Texte fourni ->

•••••

Dans tous les Etats du monde, des lois sont créées puis oubliées, avant d’être réutilisées de façon anachronique selon le bon vouloir d’un gouvernement et de sa police. Le Japon n’échappe pas à la règle. Au pays du Soleil-Levant, il est interdit de se faire la fête trop tard ! C’est en tout cas ce qu’implique indirectement la loi dite « Fueiho », qui proscrit la danse dans certains clubs après minuit. Dans le genre absurde, on atteint des sommets… Toutefois, il y a quand même une raison à cela.
Promulguée en 1948 dans les temps troublés de l’après-guerre, la loi « Fueiho » avait pour but d’empêcher prostitution et rassemblements criminels. Elle fournissait un prétexte tout trouvé pour boucler les boites de nuit où s’organisaient ce type d’activités.
Mais plus de 60 ans après, elle est toujours en application. Largement contournée pendant des années par la plupart des établissements de divertissement, la loi Fueiho s’est soudainement vue remise au goût du jour suite à la mort d’une étudiante de 22 ans lors d’une bagarre dans un club d’Osaka en 2010. Monté en épingle par les politiques et les médias, ce dramatique fait divers a déchaîné le zèle de la police multipliant raids et arrestations. Avec à chaque fois cet aberrant chef d’accusation : un déhanché trop prononcé ou trop rythmé à minuit passé…
Loin d’être anecdotique, les effets de cette loi se matérialisent par d’intrigantes petites affiches à l’entrée de nombre de discothèques : « No dancing » !

•••••

Lignes de données ->
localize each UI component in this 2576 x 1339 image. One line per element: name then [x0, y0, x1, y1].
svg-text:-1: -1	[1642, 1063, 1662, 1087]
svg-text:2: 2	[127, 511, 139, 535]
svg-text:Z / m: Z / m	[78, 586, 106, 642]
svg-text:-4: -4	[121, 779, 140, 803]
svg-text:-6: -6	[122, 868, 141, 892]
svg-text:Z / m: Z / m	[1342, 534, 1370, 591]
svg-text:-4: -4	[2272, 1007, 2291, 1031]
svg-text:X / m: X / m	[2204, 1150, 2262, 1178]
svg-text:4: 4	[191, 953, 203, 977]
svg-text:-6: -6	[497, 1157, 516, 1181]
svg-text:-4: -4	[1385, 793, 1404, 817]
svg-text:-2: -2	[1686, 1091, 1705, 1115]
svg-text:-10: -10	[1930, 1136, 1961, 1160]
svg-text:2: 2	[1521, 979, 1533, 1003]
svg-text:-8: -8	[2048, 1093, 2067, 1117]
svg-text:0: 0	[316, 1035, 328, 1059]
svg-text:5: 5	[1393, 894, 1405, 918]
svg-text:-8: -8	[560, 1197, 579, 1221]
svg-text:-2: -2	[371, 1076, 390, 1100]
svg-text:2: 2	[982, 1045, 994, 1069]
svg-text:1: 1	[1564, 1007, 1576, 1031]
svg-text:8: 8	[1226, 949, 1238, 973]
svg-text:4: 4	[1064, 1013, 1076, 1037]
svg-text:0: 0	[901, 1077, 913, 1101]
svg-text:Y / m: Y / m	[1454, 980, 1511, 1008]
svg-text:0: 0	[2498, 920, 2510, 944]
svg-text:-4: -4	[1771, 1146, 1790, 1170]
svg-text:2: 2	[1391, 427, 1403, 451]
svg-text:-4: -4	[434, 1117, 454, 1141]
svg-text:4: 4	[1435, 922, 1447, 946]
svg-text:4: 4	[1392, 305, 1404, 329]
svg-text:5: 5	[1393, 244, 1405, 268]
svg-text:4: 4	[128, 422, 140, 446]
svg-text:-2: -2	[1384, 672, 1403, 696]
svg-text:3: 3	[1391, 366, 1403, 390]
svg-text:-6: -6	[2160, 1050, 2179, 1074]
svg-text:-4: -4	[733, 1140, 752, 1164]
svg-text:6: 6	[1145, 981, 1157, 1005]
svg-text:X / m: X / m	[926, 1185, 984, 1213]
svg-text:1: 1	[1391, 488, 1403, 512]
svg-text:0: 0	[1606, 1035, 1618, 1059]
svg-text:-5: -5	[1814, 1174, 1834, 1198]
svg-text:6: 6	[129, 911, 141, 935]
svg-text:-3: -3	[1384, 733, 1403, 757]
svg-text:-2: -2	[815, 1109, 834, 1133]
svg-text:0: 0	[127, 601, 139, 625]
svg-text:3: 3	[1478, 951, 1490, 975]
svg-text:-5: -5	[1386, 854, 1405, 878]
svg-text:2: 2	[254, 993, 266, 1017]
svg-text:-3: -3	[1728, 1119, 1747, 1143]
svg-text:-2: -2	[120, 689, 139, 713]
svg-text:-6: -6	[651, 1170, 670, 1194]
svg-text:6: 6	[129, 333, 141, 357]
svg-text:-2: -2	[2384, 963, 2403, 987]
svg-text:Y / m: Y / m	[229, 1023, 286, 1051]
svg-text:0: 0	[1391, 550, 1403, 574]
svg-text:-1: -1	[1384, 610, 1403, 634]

•••••

Consigne -> Pour chacune des affirmations suivantes, répondez par oui ou par non selon qu'elle concorde ou non avec le texte fourni, et citez mot pour mot le passage décisif. (a) La loi « Fueiho » a été promulguée en 1948. (b) La loi « Fueiho » interdit la danse dans tous les clubs après minuit. (c) L'étudiante morte lors d'une bagarre dans un club d'Osaka en 2010 avait 22 ans.

Production attendue ->
(a) Oui : « Promulguée en 1948 dans les temps troublés de l’après-guerre »
(b) Non : « qui proscrit la danse dans certains clubs après minuit »
(c) Oui : « la mort d’une étudiante de 22 ans lors d’une bagarre dans un club d’Osaka en 2010 »